Exact reproduction is required for all entries.

#####

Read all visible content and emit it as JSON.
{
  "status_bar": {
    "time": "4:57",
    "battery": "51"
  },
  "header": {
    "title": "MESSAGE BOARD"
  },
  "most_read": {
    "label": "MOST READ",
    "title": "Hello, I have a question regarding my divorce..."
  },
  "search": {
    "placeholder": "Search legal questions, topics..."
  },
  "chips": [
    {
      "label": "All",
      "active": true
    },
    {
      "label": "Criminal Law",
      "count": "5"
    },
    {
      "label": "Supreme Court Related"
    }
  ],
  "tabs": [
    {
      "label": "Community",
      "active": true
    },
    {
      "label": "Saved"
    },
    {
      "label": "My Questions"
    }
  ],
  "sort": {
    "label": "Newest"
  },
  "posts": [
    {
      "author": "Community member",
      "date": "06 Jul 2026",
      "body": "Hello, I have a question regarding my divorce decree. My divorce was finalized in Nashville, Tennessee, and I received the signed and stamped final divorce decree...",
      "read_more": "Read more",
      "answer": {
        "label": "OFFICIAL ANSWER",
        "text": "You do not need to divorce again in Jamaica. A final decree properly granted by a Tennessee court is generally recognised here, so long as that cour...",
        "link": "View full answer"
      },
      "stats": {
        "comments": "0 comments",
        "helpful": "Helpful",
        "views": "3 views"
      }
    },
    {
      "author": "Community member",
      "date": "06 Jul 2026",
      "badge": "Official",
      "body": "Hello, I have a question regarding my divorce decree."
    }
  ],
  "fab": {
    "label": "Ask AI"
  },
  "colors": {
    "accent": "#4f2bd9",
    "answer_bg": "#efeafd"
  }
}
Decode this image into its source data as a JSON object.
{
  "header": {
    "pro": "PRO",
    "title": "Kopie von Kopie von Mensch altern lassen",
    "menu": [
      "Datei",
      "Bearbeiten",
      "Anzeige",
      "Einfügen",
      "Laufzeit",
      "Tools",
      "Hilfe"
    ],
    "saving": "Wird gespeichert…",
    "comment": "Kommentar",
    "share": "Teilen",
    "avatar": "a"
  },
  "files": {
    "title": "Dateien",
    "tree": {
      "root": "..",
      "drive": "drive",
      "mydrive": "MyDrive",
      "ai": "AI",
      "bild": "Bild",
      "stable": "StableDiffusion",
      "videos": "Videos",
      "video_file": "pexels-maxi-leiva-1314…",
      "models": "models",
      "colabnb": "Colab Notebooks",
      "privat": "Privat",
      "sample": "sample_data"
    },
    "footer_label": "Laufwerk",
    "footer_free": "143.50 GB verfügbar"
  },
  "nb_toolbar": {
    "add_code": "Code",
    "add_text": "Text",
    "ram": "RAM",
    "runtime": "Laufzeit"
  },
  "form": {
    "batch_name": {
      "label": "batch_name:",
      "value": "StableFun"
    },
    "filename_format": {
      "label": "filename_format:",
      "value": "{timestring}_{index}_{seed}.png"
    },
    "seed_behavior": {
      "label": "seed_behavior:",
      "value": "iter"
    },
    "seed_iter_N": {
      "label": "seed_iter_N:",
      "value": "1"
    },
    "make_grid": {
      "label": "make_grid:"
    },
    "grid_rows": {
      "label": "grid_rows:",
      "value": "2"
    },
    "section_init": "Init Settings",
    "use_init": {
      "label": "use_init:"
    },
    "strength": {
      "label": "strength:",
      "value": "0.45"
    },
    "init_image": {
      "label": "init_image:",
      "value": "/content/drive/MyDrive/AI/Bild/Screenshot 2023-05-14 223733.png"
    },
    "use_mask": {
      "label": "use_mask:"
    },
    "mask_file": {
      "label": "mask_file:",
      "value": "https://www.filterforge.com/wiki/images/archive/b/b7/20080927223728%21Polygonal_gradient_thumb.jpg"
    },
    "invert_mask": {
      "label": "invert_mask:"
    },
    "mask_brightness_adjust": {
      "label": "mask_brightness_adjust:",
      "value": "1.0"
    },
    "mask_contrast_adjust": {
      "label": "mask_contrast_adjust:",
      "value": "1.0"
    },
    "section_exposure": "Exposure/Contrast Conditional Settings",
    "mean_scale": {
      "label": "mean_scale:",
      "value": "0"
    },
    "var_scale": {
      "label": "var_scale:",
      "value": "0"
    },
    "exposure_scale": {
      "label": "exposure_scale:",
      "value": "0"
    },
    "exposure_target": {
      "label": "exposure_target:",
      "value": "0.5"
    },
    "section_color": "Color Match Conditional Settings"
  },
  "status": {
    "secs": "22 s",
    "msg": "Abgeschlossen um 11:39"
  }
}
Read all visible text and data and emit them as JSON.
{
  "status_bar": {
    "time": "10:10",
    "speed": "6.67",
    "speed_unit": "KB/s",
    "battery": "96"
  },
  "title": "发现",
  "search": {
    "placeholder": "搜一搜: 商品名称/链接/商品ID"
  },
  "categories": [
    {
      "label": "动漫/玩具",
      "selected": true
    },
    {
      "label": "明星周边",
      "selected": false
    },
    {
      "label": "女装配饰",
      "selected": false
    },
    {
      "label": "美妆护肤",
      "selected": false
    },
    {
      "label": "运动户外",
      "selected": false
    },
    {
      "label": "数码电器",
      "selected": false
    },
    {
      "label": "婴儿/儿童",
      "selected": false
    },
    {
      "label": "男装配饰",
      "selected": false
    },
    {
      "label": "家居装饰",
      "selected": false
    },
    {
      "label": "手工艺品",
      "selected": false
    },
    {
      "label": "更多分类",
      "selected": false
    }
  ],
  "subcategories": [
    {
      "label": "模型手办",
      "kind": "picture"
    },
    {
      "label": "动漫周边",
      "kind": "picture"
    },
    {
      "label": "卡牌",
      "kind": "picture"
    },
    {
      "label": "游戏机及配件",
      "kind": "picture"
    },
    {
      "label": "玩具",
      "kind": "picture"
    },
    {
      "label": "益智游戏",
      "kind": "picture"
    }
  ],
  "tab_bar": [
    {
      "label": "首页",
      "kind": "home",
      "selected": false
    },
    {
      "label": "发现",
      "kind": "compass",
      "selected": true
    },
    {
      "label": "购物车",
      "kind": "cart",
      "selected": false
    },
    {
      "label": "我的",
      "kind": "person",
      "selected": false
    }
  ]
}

#####

→ Finished answer:
Read all visible content and emit it as JSON.
{
  "status_bar": {
    "time": "4:57",
    "battery": "51"
  },
  "header": {
    "title": "MESSAGE BOARD"
  },
  "most_read": {
    "label": "MOST READ",
    "title": "Hello, I have a question regarding my divorce..."
  },
  "search": {
    "placeholder": "Search legal questions, topics..."
  },
  "chips": [
    {
      "label": "All",
      "active": true
    },
    {
      "label": "Criminal Law",
      "count": "5"
    },
    {
      "label": "Supreme Court Related"
    }
  ],
  "tabs": [
    {
      "label": "Community",
      "active": true
    },
    {
      "label": "Saved"
    },
    {
      "label": "My Questions"
    }
  ],
  "sort": {
    "label": "Newest"
  },
  "posts": [
    {
      "author": "Community member",
      "date": "06 Jul 2026",
      "body": "Hello, I have a question regarding my divorce decree. My divorce was finalized in Nashville, Tennessee, and I received the signed and stamped final divorce decree...",
      "read_more": "Read more",
      "answer": {
        "label": "OFFICIAL ANSWER",
        "text": "You do not need to divorce again in Jamaica. A final decree properly granted by a Tennessee court is generally recognised here, so long as that cour...",
        "link": "View full answer"
      },
      "stats": {
        "comments": "0 comments",
        "helpful": "Helpful",
        "views": "3 views"
      }
    },
    {
      "author": "Community member",
      "date": "06 Jul 2026",
      "badge": "Official",
      "body": "Hello, I have a question regarding my divorce decree."
    }
  ],
  "fab": {
    "label": "Ask AI"
  },
  "colors": {
    "accent": "#4f2bd9",
    "answer_bg": "#efeafd"
  }
}
Decode this image into its source data as a JSON object.
{
  "header": {
    "pro": "PRO",
    "title": "Kopie von Kopie von Mensch altern lassen",
    "menu": [
      "Datei",
      "Bearbeiten",
      "Anzeige",
      "Einfügen",
      "Laufzeit",
      "Tools",
      "Hilfe"
    ],
    "saving": "Wird gespeichert…",
    "comment": "Kommentar",
    "share": "Teilen",
    "avatar": "a"
  },
  "files": {
    "title": "Dateien",
    "tree": {
      "root": "..",
      "drive": "drive",
      "mydrive": "MyDrive",
      "ai": "AI",
      "bild": "Bild",
      "stable": "StableDiffusion",
      "videos": "Videos",
      "video_file": "pexels-maxi-leiva-1314…",
      "models": "models",
      "colabnb": "Colab Notebooks",
      "privat": "Privat",
      "sample": "sample_data"
    },
    "footer_label": "Laufwerk",
    "footer_free": "143.50 GB verfügbar"
  },
  "nb_toolbar": {
    "add_code": "Code",
    "add_text": "Text",
    "ram": "RAM",
    "runtime": "Laufzeit"
  },
  "form": {
    "batch_name": {
      "label": "batch_name:",
      "value": "StableFun"
    },
    "filename_format": {
      "label": "filename_format:",
      "value": "{timestring}_{index}_{seed}.png"
    },
    "seed_behavior": {
      "label": "seed_behavior:",
      "value": "iter"
    },
    "seed_iter_N": {
      "label": "seed_iter_N:",
      "value": "1"
    },
    "make_grid": {
      "label": "make_grid:"
    },
    "grid_rows": {
      "label": "grid_rows:",
      "value": "2"
    },
    "section_init": "Init Settings",
    "use_init": {
      "label": "use_init:"
    },
    "strength": {
      "label": "strength:",
      "value": "0.45"
    },
    "init_image": {
      "label": "init_image:",
      "value": "/content/drive/MyDrive/AI/Bild/Screenshot 2023-05-14 223733.png"
    },
    "use_mask": {
      "label": "use_mask:"
    },
    "mask_file": {
      "label": "mask_file:",
      "value": "https://www.filterforge.com/wiki/images/archive/b/b7/20080927223728%21Polygonal_gradient_thumb.jpg"
    },
    "invert_mask": {
      "label": "invert_mask:"
    },
    "mask_brightness_adjust": {
      "label": "mask_brightness_adjust:",
      "value": "1.0"
    },
    "mask_contrast_adjust": {
      "label": "mask_contrast_adjust:",
      "value": "1.0"
    },
    "section_exposure": "Exposure/Contrast Conditional Settings",
    "mean_scale": {
      "label": "mean_scale:",
      "value": "0"
    },
    "var_scale": {
      "label": "var_scale:",
      "value": "0"
    },
    "exposure_scale": {
      "label": "exposure_scale:",
      "value": "0"
    },
    "exposure_target": {
      "label": "exposure_target:",
      "value": "0.5"
    },
    "section_color": "Color Match Conditional Settings"
  },
  "status": {
    "secs": "22 s",
    "msg": "Abgeschlossen um 11:39"
  }
}
Read all visible text and data and emit them as JSON.
{
  "status_bar": {
    "time": "10:10",
    "speed": "6.67",
    "speed_unit": "KB/s",
    "battery": "96"
  },
  "title": "发现",
  "search": {
    "placeholder": "搜一搜: 商品名称/链接/商品ID"
  },
  "categories": [
    {
      "label": "动漫/玩具",
      "selected": true
    },
    {
      "label": "明星周边",
      "selected": false
    },
    {
      "label": "女装配饰",
      "selected": false
    },
    {
      "label": "美妆护肤",
      "selected": false
    },
    {
      "label": "运动户外",
      "selected": false
    },
    {
      "label": "数码电器",
      "selected": false
    },
    {
      "label": "婴儿/儿童",
      "selected": false
    },
    {
      "label": "男装配饰",
      "selected": false
    },
    {
      "label": "家居装饰",
      "selected": false
    },
    {
      "label": "手工艺品",
      "selected": false
    },
    {
      "label": "更多分类",
      "selected": false
    }
  ],
  "subcategories": [
    {
      "label": "模型手办",
      "kind": "picture"
    },
    {
      "label": "动漫周边",
      "kind": "picture"
    },
    {
      "label": "卡牌",
      "kind": "picture"
    },
    {
      "label": "游戏机及配件",
      "kind": "picture"
    },
    {
      "label": "玩具",
      "kind": "picture"
    },
    {
      "label": "益智游戏",
      "kind": "picture"
    }
  ],
  "tab_bar": [
    {
      "label": "首页",
      "kind": "home",
      "selected": false
    },
    {
      "label": "发现",
      "kind": "compass",
      "selected": true
    },
    {
      "label": "购物车",
      "kind": "cart",
      "selected": false
    },
    {
      "label": "我的",
      "kind": "person",
      "selected": false
    }
  ]
}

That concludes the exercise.